Collected data entries:
###
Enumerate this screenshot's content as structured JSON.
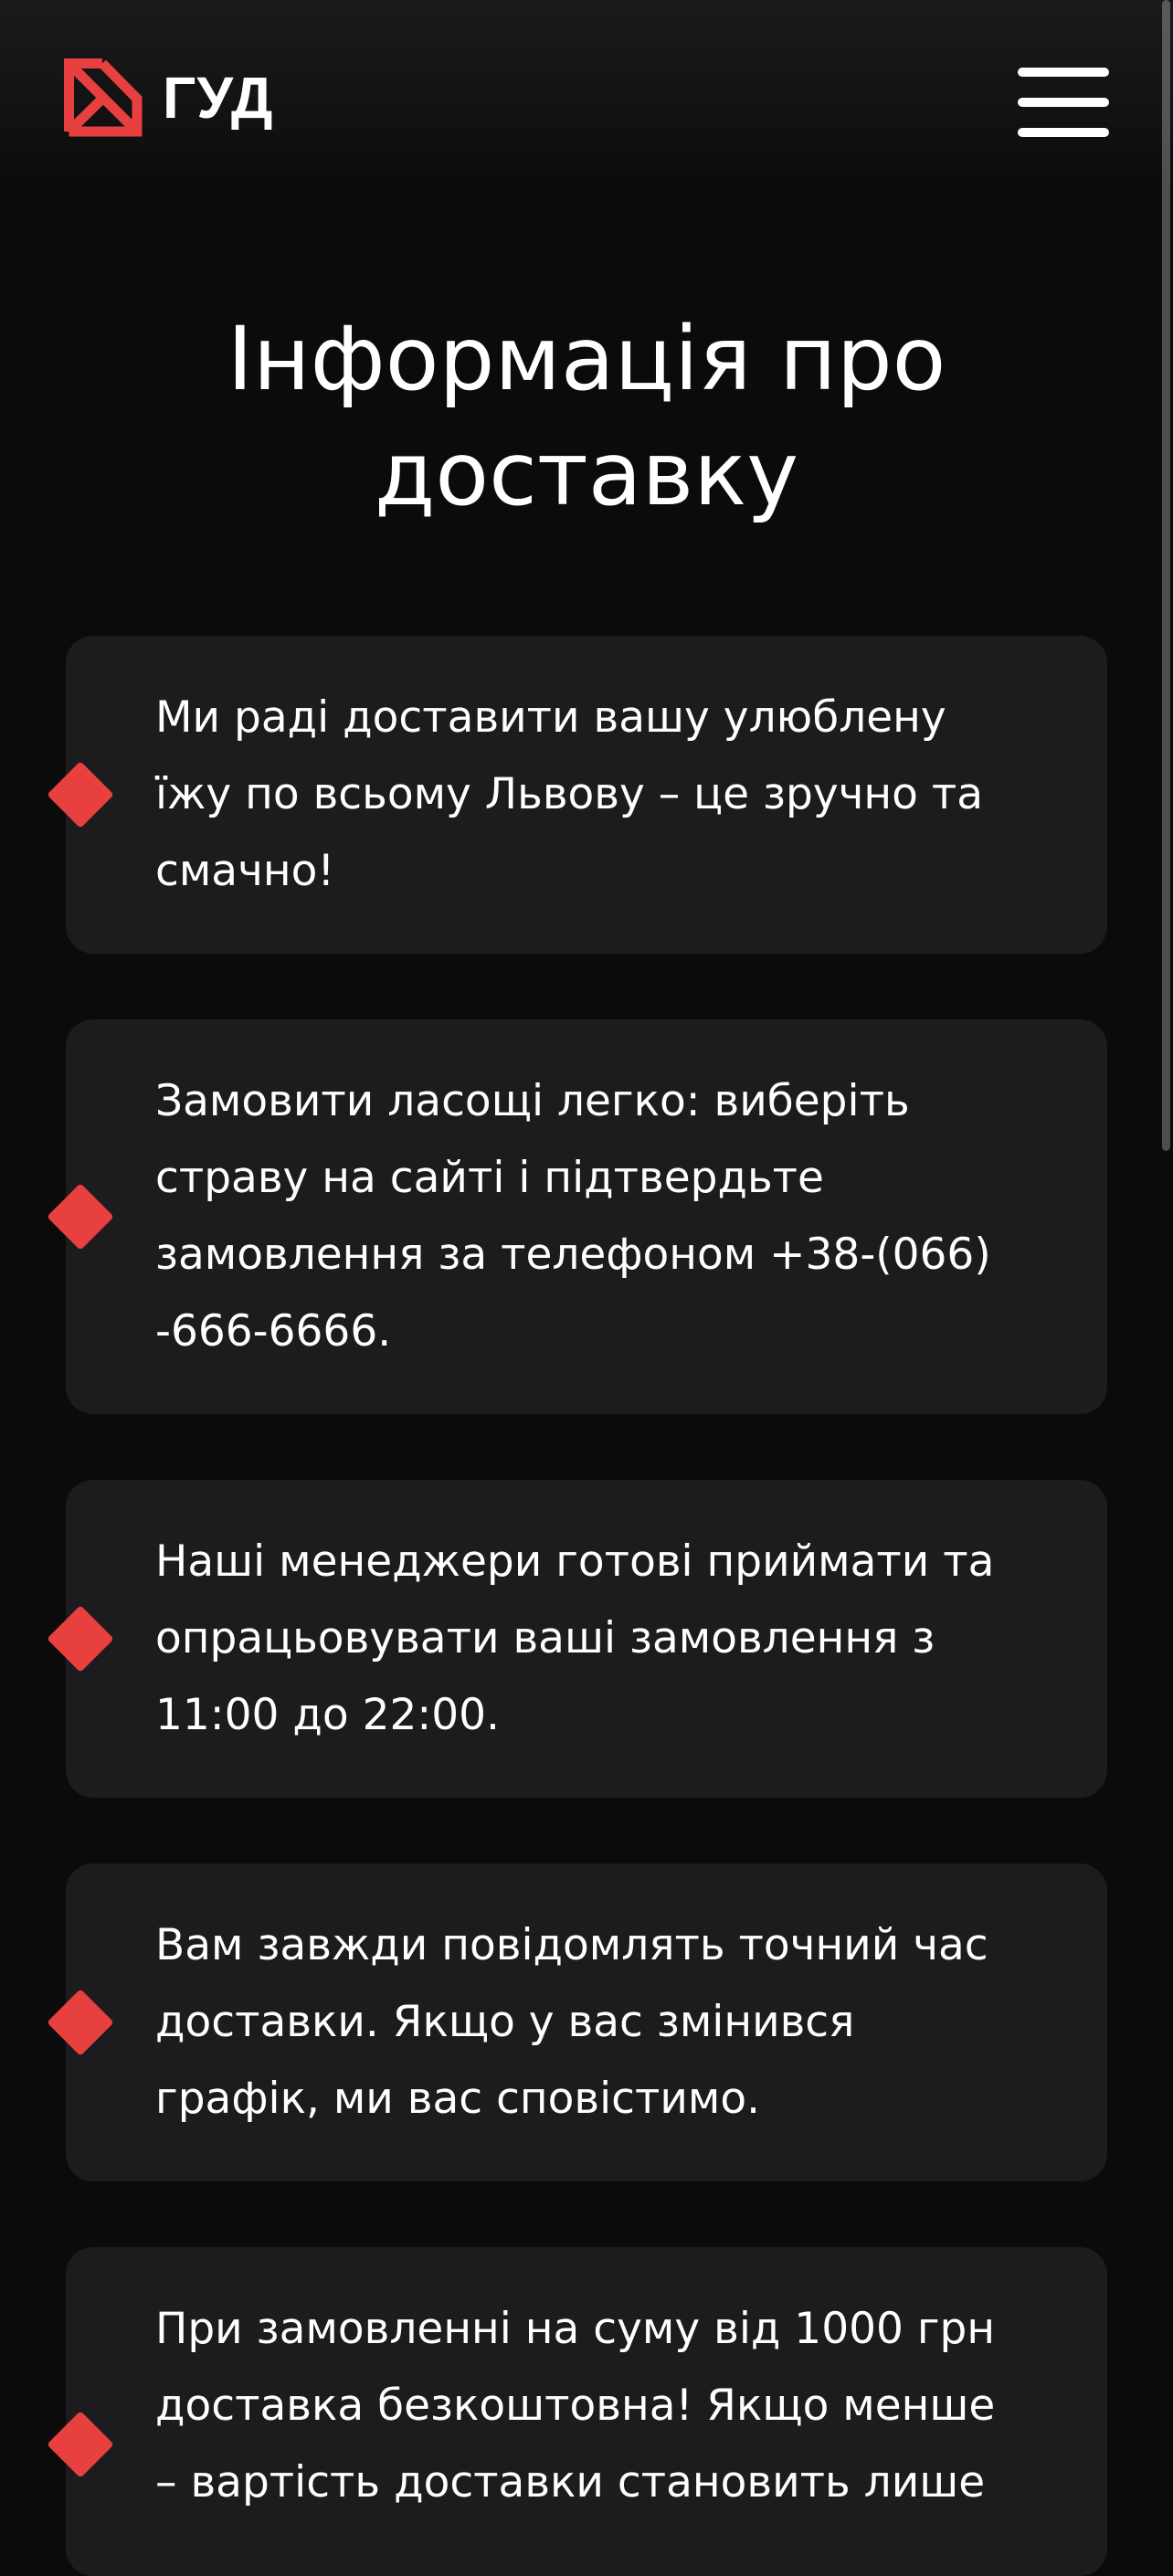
{
  "header": {
    "logo_text": "ГУД",
    "menu_icon": "hamburger-menu-icon"
  },
  "main": {
    "title_line1": "Інформація про",
    "title_line2": "доставку",
    "cards": [
      {
        "lines": [
          "Ми раді доставити вашу улюблену",
          "їжу по всьому Львову – це зручно та",
          "смачно!"
        ]
      },
      {
        "lines": [
          "Замовити ласощі легко: виберіть",
          "страву на сайті і підтвердьте",
          "замовлення за телефоном +38-(066)",
          "-666-6666."
        ]
      },
      {
        "lines": [
          "Наші менеджери готові приймати та",
          "опрацьовувати ваші замовлення з",
          "11:00 до 22:00."
        ]
      },
      {
        "lines": [
          "Вам завжди повідомлять точний час",
          "доставки. Якщо у вас змінився",
          "графік, ми вас сповістимо."
        ]
      },
      {
        "lines": [
          "При замовленні на суму від 1000 грн",
          "доставка безкоштовна! Якщо менше",
          "– вартість доставки становить лише"
        ]
      }
    ]
  },
  "colors": {
    "accent": "#e8403f",
    "background": "#0b0b0c",
    "card": "#1c1c1e",
    "text": "#ffffff"
  }
}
###
Aim:
Copy out the listing exactly as it stands, but not the pictures.

The solution:
Enumerate this screenshot's content as structured JSON.
{
  "header": {
    "logo_text": "ГУД",
    "menu_icon": "hamburger-menu-icon"
  },
  "main": {
    "title_line1": "Інформація про",
    "title_line2": "доставку",
    "cards": [
      {
        "lines": [
          "Ми раді доставити вашу улюблену",
          "їжу по всьому Львову – це зручно та",
          "смачно!"
        ]
      },
      {
        "lines": [
          "Замовити ласощі легко: виберіть",
          "страву на сайті і підтвердьте",
          "замовлення за телефоном +38-(066)",
          "-666-6666."
        ]
      },
      {
        "lines": [
          "Наші менеджери готові приймати та",
          "опрацьовувати ваші замовлення з",
          "11:00 до 22:00."
        ]
      },
      {
        "lines": [
          "Вам завжди повідомлять точний час",
          "доставки. Якщо у вас змінився",
          "графік, ми вас сповістимо."
        ]
      },
      {
        "lines": [
          "При замовленні на суму від 1000 грн",
          "доставка безкоштовна! Якщо менше",
          "– вартість доставки становить лише"
        ]
      }
    ]
  },
  "colors": {
    "accent": "#e8403f",
    "background": "#0b0b0c",
    "card": "#1c1c1e",
    "text": "#ffffff"
  }
}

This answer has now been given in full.